**INFORMATION SHOWN**

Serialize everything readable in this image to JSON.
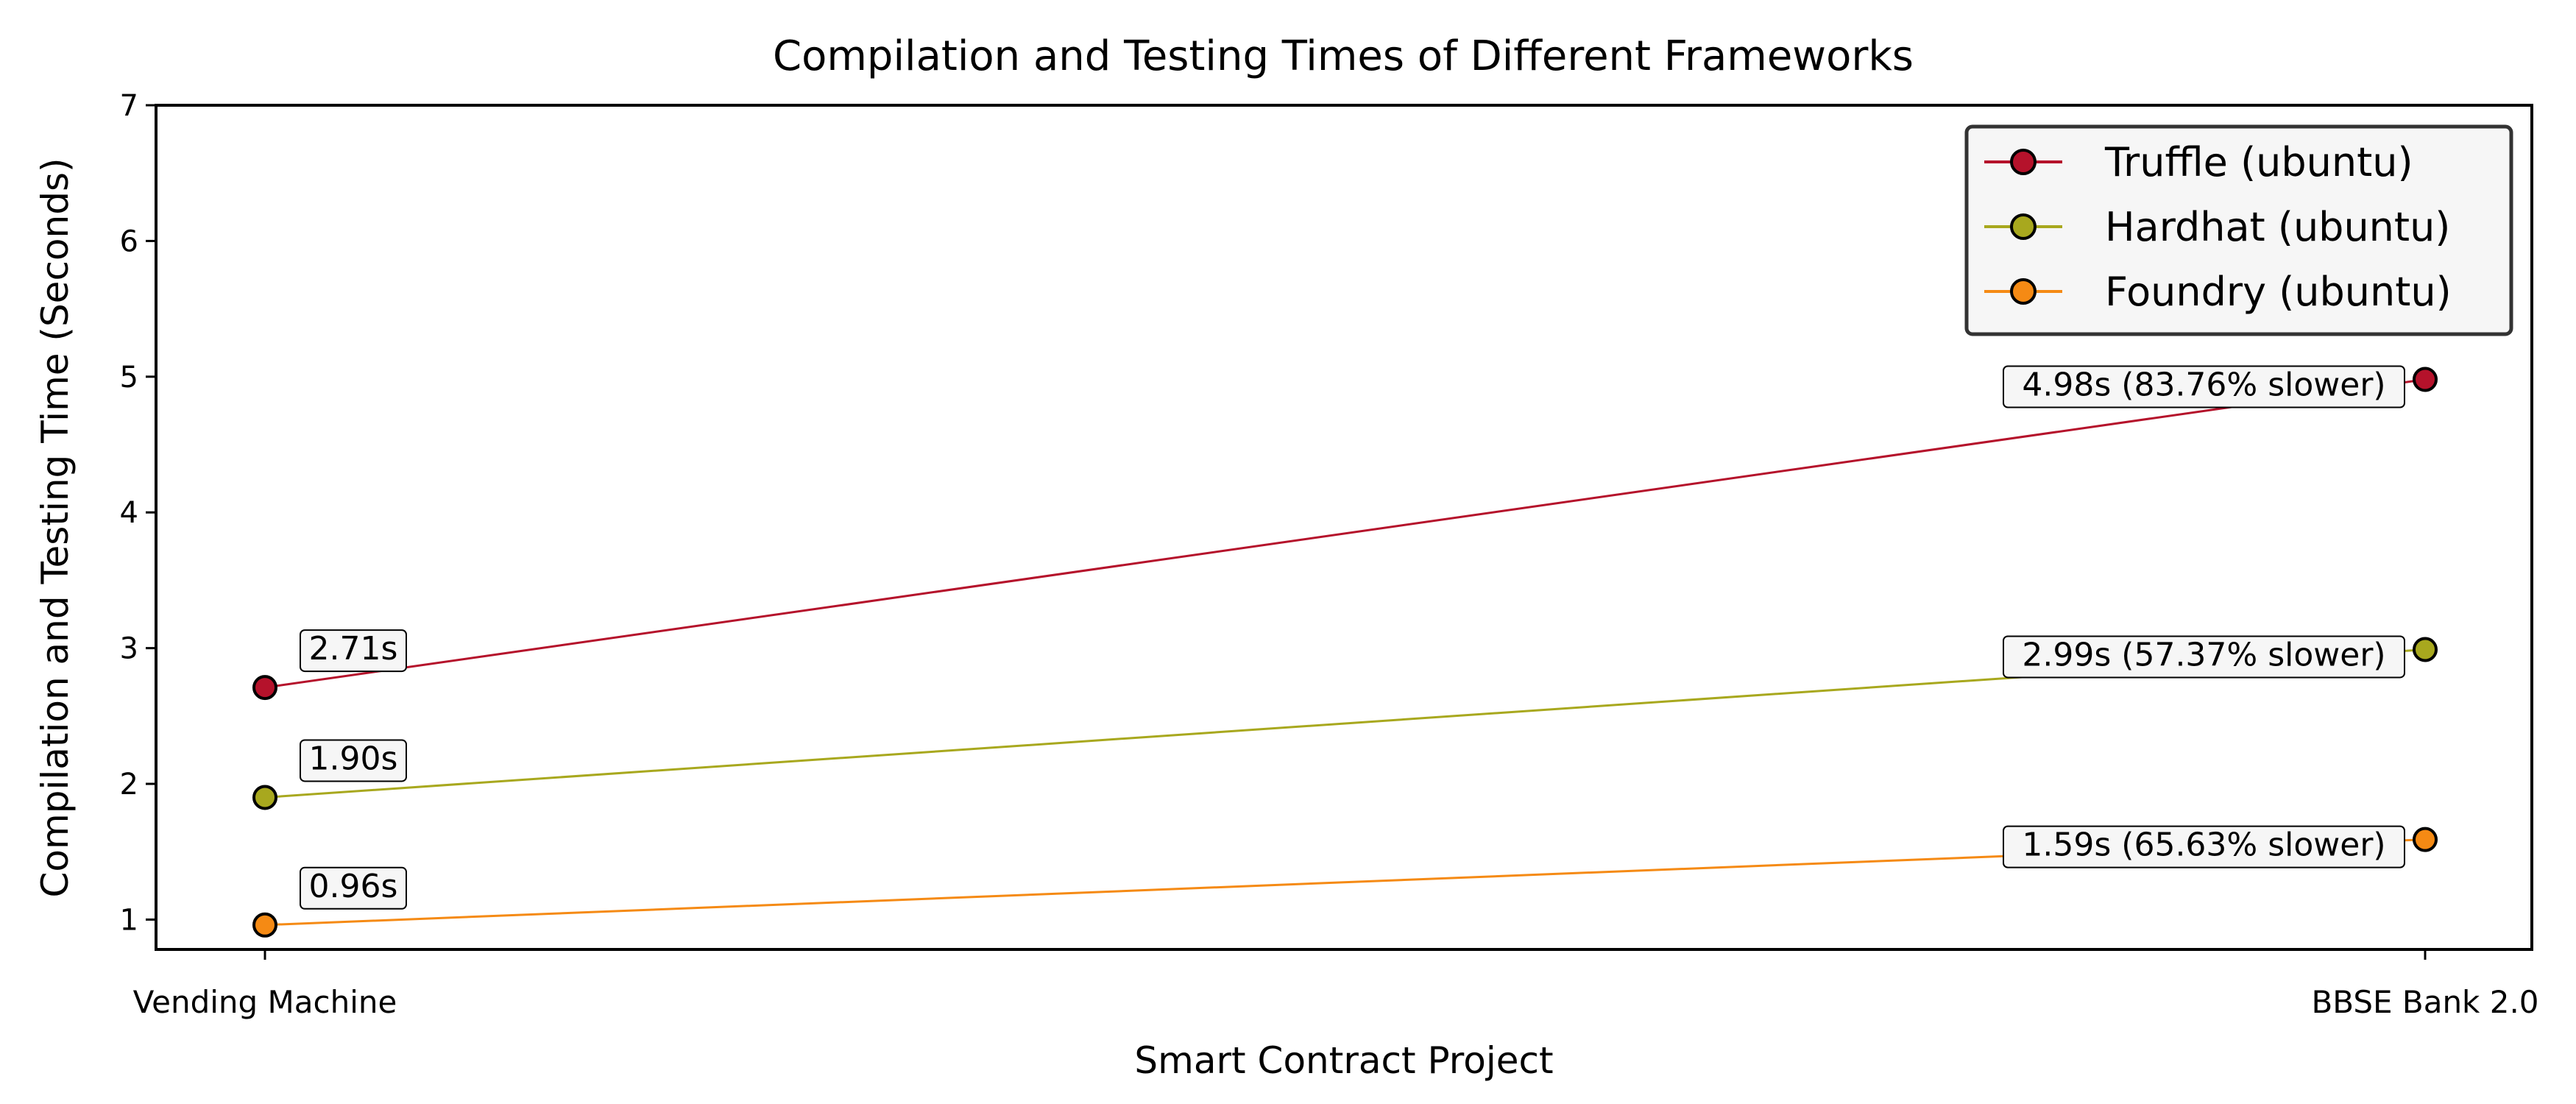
{
  "chart_data": {
    "type": "line",
    "title": "Compilation and Testing Times of Different Frameworks",
    "xlabel": "Smart Contract Project",
    "ylabel": "Compilation and Testing Time (Seconds)",
    "categories": [
      "Vending Machine",
      "BBSE Bank 2.0"
    ],
    "ylim": [
      0.78,
      7
    ],
    "yticks": [
      "1",
      "2",
      "3",
      "4",
      "5",
      "6",
      "7"
    ],
    "grid": false,
    "legend_position": "top-right",
    "series": [
      {
        "name": "Truffle (ubuntu)",
        "color": "#b5122b",
        "values": [
          2.71,
          4.98
        ],
        "labels": [
          "2.71s",
          "4.98s (83.76% slower)"
        ]
      },
      {
        "name": "Hardhat (ubuntu)",
        "color": "#a8a81e",
        "values": [
          1.9,
          2.99
        ],
        "labels": [
          "1.90s",
          "2.99s (57.37% slower)"
        ]
      },
      {
        "name": "Foundry (ubuntu)",
        "color": "#f58a14",
        "values": [
          0.96,
          1.59
        ],
        "labels": [
          "0.96s",
          "1.59s (65.63% slower)"
        ]
      }
    ]
  }
}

**REQUIRED WORK**
Copy every line in the listing above where the string "slower" turns up.

**RESPONSE FOR THIS EXERCISE**
          "4.98s (83.76% slower)"
          "2.99s (57.37% slower)"
          "1.59s (65.63% slower)"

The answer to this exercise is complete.